Within the records below, find each line that holds the string "this", then copy it.
-- Start Data provided --
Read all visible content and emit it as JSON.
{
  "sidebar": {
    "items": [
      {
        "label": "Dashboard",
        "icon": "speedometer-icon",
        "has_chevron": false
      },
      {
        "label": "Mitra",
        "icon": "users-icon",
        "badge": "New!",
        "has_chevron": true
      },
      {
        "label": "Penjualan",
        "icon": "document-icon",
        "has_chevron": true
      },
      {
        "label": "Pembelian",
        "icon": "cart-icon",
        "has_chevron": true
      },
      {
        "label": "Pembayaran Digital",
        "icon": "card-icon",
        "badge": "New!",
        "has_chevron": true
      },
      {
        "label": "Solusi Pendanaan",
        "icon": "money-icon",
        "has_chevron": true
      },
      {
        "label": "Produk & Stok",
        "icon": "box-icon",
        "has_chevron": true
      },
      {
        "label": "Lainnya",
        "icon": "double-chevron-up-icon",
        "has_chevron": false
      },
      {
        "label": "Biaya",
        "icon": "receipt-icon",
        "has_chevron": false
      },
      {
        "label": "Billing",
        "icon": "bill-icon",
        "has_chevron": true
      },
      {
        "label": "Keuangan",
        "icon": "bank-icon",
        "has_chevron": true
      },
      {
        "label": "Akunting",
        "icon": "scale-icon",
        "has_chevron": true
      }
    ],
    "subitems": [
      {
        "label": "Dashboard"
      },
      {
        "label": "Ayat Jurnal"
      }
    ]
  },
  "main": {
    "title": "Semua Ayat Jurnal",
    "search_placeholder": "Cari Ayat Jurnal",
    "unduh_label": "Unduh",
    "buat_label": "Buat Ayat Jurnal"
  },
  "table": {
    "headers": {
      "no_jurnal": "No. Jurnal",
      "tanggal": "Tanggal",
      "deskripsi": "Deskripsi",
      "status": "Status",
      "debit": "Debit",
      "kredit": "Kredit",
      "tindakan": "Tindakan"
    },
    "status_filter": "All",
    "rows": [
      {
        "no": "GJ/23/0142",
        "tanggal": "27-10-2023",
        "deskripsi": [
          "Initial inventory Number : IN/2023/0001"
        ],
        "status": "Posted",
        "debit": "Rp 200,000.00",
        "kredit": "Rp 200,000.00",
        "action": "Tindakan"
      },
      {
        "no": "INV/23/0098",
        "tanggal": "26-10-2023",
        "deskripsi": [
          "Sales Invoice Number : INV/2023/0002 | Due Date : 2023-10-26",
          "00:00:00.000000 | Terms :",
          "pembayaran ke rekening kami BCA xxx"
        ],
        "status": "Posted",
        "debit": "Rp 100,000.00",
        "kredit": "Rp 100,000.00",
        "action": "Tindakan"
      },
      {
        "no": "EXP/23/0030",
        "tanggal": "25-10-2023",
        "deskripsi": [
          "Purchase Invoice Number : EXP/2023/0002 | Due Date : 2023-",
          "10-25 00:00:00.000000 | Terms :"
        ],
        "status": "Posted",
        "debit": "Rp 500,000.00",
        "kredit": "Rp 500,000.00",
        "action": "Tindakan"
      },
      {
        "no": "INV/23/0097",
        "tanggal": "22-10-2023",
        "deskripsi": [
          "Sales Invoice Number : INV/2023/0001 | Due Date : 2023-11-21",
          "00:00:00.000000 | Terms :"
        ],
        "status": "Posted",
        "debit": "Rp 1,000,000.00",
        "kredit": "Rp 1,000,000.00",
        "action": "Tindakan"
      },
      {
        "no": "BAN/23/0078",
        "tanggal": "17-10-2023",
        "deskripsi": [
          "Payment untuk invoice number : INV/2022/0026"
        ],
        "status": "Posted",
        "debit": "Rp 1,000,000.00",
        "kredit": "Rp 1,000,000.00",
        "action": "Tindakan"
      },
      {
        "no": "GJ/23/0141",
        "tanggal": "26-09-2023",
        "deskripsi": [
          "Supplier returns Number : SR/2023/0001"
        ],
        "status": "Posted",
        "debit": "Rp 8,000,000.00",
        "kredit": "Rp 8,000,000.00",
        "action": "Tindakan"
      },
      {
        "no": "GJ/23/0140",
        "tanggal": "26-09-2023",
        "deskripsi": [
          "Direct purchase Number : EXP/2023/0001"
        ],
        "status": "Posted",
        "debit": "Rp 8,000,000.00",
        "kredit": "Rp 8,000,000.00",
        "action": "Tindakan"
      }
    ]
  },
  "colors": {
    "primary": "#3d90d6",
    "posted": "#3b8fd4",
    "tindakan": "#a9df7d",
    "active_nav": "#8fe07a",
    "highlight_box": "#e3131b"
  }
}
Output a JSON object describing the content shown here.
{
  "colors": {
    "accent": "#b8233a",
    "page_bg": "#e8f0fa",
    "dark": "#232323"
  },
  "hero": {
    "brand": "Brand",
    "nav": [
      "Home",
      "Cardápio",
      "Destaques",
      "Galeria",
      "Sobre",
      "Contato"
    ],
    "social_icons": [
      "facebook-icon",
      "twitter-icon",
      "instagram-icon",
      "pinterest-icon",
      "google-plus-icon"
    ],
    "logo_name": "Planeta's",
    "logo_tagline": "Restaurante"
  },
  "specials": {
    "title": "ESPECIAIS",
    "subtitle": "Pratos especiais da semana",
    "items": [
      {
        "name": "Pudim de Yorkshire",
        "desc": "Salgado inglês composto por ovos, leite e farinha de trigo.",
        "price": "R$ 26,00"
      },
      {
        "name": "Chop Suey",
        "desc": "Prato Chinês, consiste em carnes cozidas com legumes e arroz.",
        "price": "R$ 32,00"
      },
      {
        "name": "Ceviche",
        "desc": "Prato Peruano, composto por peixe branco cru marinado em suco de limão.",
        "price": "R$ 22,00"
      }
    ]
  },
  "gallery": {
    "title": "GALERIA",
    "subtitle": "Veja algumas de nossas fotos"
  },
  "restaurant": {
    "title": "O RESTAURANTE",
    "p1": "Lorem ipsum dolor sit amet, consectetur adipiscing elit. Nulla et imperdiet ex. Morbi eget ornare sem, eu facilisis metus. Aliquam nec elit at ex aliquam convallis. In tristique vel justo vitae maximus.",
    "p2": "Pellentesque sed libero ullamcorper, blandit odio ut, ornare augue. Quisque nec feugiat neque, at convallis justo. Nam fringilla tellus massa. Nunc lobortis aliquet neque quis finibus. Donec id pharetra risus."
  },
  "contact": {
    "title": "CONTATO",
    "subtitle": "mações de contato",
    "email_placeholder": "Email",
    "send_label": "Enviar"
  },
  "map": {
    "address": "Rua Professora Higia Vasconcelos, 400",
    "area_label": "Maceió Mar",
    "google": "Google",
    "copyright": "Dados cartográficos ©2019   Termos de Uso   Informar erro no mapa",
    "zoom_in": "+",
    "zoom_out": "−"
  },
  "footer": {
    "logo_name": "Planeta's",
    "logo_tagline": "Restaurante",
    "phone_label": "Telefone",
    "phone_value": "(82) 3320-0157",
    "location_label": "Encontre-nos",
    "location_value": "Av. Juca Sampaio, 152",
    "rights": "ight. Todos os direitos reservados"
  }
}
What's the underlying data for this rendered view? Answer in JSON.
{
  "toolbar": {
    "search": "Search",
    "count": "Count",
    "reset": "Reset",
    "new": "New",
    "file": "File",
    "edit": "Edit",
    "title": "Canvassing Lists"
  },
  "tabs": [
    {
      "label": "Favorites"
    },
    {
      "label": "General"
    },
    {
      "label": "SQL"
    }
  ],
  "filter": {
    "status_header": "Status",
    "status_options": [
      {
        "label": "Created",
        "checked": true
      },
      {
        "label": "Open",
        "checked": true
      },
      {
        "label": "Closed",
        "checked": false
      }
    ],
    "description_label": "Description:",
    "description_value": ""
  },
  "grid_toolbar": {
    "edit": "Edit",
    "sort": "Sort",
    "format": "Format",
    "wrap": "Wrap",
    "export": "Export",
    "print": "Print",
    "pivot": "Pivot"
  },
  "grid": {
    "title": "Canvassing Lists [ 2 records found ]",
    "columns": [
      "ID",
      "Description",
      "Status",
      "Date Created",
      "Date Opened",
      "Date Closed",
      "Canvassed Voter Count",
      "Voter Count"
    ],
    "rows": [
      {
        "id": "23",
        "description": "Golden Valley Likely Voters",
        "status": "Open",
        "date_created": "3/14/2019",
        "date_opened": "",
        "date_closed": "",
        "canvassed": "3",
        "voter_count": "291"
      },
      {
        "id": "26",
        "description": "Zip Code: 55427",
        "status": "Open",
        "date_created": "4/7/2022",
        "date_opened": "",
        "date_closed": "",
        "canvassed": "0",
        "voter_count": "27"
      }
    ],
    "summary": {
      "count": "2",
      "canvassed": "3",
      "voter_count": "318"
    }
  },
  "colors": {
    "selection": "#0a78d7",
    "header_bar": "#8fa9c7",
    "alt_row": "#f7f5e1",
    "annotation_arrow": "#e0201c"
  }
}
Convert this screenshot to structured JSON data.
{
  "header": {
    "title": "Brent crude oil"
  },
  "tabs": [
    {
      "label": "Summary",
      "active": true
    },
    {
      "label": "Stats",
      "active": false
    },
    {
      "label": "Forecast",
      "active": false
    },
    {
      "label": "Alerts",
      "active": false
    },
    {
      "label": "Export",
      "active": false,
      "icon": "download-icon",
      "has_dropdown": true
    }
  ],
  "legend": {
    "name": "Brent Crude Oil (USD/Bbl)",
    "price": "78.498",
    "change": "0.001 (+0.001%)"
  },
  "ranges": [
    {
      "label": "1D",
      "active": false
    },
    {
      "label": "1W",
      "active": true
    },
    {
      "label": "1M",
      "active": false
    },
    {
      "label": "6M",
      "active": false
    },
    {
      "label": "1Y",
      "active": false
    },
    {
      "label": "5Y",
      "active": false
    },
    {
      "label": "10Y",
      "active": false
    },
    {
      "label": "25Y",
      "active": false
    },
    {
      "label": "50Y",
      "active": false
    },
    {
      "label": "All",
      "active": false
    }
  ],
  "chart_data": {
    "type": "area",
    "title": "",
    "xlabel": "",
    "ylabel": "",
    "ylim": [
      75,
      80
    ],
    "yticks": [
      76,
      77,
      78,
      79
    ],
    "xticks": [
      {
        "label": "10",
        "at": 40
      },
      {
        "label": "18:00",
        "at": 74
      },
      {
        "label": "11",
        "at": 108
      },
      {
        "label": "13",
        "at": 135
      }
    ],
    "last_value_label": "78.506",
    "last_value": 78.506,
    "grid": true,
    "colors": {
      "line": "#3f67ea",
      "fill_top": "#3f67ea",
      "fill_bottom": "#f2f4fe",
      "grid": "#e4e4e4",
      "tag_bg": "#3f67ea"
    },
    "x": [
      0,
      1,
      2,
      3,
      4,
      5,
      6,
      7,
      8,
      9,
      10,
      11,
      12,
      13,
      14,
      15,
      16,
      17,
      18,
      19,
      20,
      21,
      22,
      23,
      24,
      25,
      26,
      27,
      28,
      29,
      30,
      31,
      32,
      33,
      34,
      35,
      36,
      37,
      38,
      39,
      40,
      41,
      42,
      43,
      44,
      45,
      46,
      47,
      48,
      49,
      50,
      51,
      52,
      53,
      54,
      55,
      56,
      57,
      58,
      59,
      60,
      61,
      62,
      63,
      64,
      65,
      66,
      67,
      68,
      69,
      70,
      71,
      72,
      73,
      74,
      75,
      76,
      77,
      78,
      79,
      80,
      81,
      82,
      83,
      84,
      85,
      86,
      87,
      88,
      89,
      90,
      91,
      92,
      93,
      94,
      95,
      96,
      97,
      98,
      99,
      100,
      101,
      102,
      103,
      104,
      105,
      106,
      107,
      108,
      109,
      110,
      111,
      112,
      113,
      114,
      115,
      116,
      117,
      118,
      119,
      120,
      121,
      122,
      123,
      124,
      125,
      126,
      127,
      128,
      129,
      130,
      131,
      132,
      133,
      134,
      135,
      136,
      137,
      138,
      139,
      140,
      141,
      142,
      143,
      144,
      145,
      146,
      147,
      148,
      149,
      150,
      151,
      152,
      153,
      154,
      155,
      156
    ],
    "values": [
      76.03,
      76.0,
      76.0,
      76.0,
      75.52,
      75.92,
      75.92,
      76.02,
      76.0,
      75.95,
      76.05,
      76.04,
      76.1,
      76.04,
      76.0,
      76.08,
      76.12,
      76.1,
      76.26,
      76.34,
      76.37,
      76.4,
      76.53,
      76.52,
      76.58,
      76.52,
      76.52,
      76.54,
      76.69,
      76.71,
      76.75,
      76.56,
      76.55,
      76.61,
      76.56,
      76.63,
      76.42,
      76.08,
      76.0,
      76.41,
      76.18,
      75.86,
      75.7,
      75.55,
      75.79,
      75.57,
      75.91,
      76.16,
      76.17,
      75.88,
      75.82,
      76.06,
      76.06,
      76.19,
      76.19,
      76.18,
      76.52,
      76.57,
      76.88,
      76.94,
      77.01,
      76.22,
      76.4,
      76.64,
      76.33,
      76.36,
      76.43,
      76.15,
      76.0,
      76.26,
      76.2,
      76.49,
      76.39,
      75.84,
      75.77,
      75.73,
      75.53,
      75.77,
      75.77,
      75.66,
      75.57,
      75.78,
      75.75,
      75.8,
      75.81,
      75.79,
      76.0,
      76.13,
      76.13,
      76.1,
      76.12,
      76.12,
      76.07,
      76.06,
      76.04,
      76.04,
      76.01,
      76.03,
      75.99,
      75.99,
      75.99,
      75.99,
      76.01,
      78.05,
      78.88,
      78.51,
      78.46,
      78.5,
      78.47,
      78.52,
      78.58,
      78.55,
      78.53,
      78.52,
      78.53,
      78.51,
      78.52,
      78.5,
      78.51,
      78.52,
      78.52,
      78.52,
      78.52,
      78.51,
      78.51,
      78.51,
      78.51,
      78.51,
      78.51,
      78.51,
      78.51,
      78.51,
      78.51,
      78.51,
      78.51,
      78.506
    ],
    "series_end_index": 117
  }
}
-- End Data provided --
* **Exercise output**
What's the underlying data for this rendered view? Answer in JSON.
Convert this screenshot to structured JSON data.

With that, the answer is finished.